WHAT IS NEEDED — Check each line of the records for "property"; collect those that have it.

Collection entries
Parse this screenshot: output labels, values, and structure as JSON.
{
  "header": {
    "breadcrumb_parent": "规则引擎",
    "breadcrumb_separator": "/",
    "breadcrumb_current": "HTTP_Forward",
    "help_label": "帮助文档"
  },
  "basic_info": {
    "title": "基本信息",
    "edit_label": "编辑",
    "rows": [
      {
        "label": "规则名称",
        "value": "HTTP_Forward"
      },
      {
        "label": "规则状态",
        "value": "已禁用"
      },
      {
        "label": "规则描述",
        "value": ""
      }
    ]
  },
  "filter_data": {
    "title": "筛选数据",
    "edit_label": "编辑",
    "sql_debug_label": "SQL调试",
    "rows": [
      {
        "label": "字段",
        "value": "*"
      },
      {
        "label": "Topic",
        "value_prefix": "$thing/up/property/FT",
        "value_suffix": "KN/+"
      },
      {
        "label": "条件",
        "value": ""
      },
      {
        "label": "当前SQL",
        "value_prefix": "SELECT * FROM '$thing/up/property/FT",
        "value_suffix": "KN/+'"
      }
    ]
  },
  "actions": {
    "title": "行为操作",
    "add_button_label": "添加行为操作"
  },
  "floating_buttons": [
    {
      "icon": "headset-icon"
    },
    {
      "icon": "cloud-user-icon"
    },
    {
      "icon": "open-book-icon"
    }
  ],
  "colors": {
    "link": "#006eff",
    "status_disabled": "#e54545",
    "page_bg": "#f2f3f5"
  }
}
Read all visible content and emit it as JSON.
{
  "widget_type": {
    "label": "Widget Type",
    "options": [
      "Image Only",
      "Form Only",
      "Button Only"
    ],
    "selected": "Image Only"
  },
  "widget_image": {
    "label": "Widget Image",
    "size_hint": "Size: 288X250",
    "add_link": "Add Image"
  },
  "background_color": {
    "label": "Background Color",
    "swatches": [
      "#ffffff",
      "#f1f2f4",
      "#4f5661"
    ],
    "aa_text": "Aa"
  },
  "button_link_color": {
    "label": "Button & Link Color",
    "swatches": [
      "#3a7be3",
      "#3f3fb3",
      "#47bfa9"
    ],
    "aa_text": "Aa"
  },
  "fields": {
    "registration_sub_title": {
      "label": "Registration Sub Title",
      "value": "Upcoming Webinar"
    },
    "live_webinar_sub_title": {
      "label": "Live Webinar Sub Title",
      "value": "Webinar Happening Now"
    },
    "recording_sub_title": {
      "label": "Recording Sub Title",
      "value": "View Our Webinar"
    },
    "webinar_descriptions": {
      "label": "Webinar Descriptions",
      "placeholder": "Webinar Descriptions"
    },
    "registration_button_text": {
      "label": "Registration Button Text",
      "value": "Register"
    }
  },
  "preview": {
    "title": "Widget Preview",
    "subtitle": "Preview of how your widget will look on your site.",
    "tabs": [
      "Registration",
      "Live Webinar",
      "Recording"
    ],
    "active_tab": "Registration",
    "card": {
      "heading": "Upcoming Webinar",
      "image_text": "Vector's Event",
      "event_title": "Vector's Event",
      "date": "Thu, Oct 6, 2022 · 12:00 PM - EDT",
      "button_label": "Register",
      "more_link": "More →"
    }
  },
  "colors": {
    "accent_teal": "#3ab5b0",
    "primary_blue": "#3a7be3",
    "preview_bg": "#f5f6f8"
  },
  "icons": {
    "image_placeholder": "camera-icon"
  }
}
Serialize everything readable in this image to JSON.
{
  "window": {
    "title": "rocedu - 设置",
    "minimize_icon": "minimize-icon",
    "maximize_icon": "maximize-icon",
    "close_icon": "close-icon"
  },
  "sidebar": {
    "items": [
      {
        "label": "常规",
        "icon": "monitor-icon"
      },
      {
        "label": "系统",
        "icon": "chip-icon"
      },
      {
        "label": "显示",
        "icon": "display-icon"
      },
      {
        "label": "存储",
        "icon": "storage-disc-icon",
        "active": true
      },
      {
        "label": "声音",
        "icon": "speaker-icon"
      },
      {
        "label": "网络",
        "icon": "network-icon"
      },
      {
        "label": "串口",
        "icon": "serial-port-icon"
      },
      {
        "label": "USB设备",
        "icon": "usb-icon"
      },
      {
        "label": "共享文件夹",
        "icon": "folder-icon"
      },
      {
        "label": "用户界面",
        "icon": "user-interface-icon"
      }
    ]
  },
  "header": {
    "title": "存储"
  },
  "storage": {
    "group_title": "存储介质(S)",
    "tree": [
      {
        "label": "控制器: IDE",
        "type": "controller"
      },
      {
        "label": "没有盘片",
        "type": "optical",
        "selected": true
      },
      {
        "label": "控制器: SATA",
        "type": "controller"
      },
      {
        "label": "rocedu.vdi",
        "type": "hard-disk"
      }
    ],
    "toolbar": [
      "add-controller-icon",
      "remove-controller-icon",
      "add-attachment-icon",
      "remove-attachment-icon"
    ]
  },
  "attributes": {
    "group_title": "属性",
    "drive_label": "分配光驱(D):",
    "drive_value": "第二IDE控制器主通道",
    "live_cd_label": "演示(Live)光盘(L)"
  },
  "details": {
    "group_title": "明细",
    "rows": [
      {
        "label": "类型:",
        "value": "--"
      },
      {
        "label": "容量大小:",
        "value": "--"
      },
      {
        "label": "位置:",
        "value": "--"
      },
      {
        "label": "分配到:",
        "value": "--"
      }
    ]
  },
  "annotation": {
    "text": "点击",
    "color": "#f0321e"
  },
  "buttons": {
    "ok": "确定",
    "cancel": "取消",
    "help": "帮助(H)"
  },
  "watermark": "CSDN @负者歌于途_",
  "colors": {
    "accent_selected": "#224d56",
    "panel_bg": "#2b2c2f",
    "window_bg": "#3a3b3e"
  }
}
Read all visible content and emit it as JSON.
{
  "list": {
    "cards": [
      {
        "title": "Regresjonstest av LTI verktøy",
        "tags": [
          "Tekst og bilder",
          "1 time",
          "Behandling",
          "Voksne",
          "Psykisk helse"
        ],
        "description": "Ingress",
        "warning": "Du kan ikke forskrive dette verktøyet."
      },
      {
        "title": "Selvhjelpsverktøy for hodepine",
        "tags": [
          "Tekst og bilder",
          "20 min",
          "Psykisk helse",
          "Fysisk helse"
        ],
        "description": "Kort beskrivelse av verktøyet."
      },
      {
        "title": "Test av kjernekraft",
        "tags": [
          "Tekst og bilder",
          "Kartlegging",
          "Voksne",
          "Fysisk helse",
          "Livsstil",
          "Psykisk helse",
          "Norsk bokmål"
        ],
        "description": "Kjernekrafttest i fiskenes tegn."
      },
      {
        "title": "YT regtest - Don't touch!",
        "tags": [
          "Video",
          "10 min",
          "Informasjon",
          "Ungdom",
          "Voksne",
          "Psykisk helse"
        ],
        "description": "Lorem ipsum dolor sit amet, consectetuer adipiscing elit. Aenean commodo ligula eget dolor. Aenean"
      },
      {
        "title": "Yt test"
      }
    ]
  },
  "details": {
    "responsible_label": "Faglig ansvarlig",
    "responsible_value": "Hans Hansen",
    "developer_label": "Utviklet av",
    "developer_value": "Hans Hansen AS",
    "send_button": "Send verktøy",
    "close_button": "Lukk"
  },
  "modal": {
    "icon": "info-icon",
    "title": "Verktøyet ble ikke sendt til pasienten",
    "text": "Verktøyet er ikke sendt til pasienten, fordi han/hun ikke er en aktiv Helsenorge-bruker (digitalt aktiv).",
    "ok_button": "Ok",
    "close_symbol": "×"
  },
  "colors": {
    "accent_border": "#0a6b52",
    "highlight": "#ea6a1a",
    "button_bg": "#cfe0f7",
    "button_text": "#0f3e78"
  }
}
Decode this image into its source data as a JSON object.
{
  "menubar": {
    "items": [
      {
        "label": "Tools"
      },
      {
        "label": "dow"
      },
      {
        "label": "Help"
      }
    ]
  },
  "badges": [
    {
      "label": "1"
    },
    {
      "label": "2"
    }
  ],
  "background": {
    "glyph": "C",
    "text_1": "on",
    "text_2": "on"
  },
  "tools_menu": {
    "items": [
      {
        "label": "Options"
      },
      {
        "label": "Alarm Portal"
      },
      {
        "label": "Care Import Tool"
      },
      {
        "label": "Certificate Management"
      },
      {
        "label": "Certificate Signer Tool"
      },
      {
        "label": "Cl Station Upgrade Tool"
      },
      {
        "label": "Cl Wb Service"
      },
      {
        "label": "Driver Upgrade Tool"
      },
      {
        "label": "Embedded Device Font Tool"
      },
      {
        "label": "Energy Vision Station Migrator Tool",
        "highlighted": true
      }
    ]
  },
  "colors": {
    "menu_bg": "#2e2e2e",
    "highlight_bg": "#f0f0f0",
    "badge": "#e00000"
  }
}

RESULT OF THIS TASK —
        "value_prefix": "$thing/up/property/FT",
        "value_prefix": "SELECT * FROM '$thing/up/property/FT",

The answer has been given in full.